### [Records to use]

====

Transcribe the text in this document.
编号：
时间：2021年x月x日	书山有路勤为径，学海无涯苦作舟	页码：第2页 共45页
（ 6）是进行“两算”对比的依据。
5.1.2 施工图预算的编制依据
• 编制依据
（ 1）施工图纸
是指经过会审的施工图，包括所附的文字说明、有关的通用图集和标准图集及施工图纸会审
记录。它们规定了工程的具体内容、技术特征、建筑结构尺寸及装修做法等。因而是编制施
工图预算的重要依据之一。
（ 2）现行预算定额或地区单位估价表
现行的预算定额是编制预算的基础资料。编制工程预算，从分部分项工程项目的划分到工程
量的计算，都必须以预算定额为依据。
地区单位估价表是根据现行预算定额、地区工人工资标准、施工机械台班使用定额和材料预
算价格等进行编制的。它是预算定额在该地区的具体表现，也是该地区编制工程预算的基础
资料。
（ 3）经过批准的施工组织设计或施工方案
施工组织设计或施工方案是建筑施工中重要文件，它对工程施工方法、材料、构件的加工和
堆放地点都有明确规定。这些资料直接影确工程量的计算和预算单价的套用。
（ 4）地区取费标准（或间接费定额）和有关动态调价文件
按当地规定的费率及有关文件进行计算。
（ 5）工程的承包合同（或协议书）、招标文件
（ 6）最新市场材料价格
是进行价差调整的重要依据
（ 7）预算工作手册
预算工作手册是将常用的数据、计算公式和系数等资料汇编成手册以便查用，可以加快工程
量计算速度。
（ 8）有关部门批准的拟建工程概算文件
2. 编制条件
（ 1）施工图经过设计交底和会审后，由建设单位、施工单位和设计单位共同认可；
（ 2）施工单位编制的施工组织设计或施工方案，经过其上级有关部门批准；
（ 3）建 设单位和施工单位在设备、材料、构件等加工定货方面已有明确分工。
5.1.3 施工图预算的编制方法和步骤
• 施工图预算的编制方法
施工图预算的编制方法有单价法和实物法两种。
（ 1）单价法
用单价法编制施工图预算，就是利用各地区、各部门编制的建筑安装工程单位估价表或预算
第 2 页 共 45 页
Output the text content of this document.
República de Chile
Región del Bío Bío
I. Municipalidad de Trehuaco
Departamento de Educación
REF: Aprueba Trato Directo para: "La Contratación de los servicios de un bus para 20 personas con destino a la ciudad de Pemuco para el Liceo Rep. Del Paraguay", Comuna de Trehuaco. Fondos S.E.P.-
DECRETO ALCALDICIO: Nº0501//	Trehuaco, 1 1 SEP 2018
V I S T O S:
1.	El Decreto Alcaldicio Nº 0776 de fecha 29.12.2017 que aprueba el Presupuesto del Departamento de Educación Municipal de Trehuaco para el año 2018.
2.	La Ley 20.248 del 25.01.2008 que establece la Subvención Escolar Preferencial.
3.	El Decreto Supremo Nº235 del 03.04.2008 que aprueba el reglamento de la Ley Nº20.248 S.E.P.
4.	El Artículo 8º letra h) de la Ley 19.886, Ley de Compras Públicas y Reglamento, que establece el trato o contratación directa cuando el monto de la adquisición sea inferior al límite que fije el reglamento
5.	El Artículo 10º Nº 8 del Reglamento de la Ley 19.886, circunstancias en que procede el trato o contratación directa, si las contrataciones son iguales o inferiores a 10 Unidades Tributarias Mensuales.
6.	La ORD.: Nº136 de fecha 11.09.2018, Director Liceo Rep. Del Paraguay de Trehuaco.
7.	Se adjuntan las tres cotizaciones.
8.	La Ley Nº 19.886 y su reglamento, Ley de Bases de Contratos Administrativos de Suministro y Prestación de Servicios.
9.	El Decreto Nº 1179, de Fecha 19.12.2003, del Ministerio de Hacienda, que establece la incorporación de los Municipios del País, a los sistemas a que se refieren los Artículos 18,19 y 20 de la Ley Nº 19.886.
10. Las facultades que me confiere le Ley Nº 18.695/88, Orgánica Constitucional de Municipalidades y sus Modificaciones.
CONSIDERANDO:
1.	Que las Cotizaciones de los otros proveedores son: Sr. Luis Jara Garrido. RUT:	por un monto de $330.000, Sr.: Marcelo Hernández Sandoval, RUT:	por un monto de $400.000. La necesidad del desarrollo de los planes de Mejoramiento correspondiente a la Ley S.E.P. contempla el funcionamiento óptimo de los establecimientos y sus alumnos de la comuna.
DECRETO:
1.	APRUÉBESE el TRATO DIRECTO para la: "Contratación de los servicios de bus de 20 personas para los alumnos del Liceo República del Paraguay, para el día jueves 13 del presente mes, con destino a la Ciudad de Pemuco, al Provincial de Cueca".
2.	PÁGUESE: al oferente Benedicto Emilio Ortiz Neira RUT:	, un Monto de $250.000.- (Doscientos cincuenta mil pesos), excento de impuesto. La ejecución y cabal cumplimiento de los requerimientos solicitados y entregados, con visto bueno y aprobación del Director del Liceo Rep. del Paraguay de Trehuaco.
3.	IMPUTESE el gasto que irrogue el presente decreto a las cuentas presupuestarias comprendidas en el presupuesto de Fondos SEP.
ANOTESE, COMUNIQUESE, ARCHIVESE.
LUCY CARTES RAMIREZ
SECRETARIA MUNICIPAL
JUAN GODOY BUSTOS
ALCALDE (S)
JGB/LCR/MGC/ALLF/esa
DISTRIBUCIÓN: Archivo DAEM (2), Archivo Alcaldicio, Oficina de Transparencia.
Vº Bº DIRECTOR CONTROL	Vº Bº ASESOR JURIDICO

====

### [Aim]
In the lines above, locate the string "Departamento". Copy every line where it occurs.

### [Answer in full]
Departamento de Educación
1.	El Decreto Alcaldicio Nº 0776 de fecha 29.12.2017 que aprueba el Presupuesto del Departamento de Educación Municipal de Trehuaco para el año 2018.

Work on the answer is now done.